▶ Records shown:
• • • • • • •
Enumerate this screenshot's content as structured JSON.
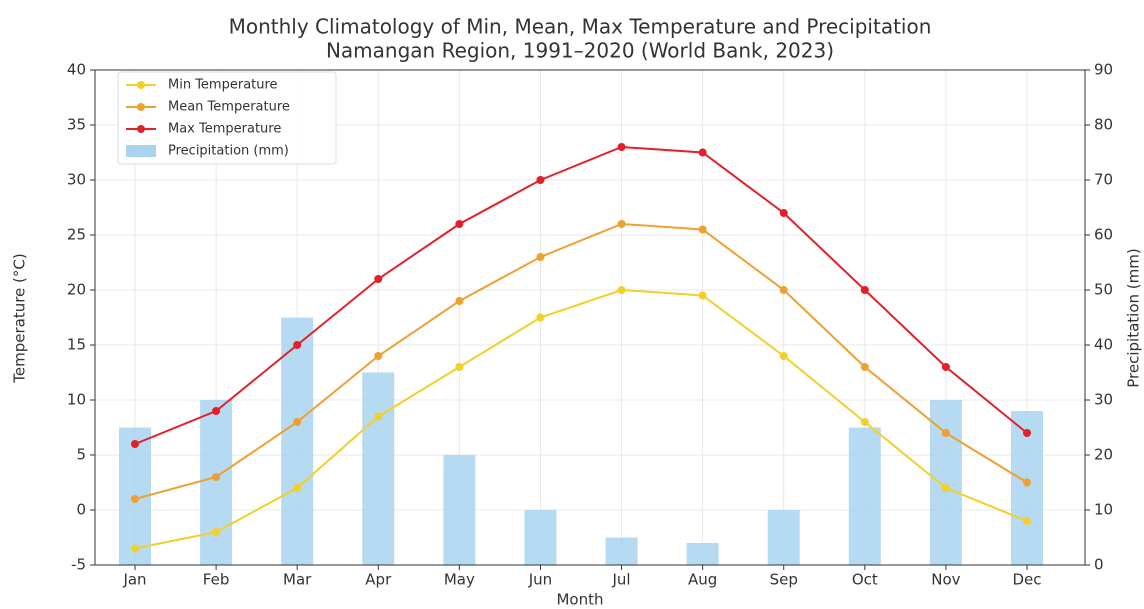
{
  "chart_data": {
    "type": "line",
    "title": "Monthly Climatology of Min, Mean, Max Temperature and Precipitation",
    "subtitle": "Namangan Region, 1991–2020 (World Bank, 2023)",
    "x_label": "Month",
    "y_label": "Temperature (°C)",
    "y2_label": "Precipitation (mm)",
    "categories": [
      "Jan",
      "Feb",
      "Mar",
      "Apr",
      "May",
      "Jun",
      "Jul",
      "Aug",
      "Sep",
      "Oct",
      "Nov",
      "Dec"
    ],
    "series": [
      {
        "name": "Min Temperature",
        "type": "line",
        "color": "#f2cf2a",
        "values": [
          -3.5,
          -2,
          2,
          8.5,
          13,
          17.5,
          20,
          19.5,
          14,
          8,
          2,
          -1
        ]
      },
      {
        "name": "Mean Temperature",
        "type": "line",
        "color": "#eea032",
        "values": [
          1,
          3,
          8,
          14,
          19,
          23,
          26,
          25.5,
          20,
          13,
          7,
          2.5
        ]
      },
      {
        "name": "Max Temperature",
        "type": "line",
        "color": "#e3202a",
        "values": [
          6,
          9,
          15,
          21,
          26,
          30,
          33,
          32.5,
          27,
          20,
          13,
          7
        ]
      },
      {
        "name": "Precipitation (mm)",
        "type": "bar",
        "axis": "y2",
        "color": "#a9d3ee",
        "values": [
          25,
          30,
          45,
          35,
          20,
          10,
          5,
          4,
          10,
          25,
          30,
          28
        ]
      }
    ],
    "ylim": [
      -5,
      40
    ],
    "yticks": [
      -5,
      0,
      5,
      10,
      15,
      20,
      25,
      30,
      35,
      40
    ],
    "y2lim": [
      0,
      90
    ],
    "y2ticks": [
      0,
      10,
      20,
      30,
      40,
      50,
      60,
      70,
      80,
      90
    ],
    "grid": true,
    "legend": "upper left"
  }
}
• • • • • • •
▶ What this task involves: Omit pictures; set down the rest of the material word for word.

▶ Reply:
Enumerate this screenshot's content as structured JSON.
{
  "chart_data": {
    "type": "line",
    "title": "Monthly Climatology of Min, Mean, Max Temperature and Precipitation",
    "subtitle": "Namangan Region, 1991–2020 (World Bank, 2023)",
    "x_label": "Month",
    "y_label": "Temperature (°C)",
    "y2_label": "Precipitation (mm)",
    "categories": [
      "Jan",
      "Feb",
      "Mar",
      "Apr",
      "May",
      "Jun",
      "Jul",
      "Aug",
      "Sep",
      "Oct",
      "Nov",
      "Dec"
    ],
    "series": [
      {
        "name": "Min Temperature",
        "type": "line",
        "color": "#f2cf2a",
        "values": [
          -3.5,
          -2,
          2,
          8.5,
          13,
          17.5,
          20,
          19.5,
          14,
          8,
          2,
          -1
        ]
      },
      {
        "name": "Mean Temperature",
        "type": "line",
        "color": "#eea032",
        "values": [
          1,
          3,
          8,
          14,
          19,
          23,
          26,
          25.5,
          20,
          13,
          7,
          2.5
        ]
      },
      {
        "name": "Max Temperature",
        "type": "line",
        "color": "#e3202a",
        "values": [
          6,
          9,
          15,
          21,
          26,
          30,
          33,
          32.5,
          27,
          20,
          13,
          7
        ]
      },
      {
        "name": "Precipitation (mm)",
        "type": "bar",
        "axis": "y2",
        "color": "#a9d3ee",
        "values": [
          25,
          30,
          45,
          35,
          20,
          10,
          5,
          4,
          10,
          25,
          30,
          28
        ]
      }
    ],
    "ylim": [
      -5,
      40
    ],
    "yticks": [
      -5,
      0,
      5,
      10,
      15,
      20,
      25,
      30,
      35,
      40
    ],
    "y2lim": [
      0,
      90
    ],
    "y2ticks": [
      0,
      10,
      20,
      30,
      40,
      50,
      60,
      70,
      80,
      90
    ],
    "grid": true,
    "legend": "upper left"
  }
}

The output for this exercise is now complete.